INSTRUCTIONS FOR THE TASK: Pull out every line below containing the word "DANS".

DATA FOR THE TASK:
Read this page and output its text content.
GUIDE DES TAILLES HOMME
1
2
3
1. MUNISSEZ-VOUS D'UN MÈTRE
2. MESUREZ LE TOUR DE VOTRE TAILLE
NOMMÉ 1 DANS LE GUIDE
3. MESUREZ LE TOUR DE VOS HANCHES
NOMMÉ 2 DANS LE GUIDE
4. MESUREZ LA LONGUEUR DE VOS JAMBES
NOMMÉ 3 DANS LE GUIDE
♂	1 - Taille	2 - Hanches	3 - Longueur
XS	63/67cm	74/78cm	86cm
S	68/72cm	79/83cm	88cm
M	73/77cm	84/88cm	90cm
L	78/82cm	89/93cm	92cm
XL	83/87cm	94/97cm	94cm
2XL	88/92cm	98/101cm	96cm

COMPLETE RESPONSE:
NOMMÉ 1 DANS LE GUIDE
NOMMÉ 2 DANS LE GUIDE
NOMMÉ 3 DANS LE GUIDE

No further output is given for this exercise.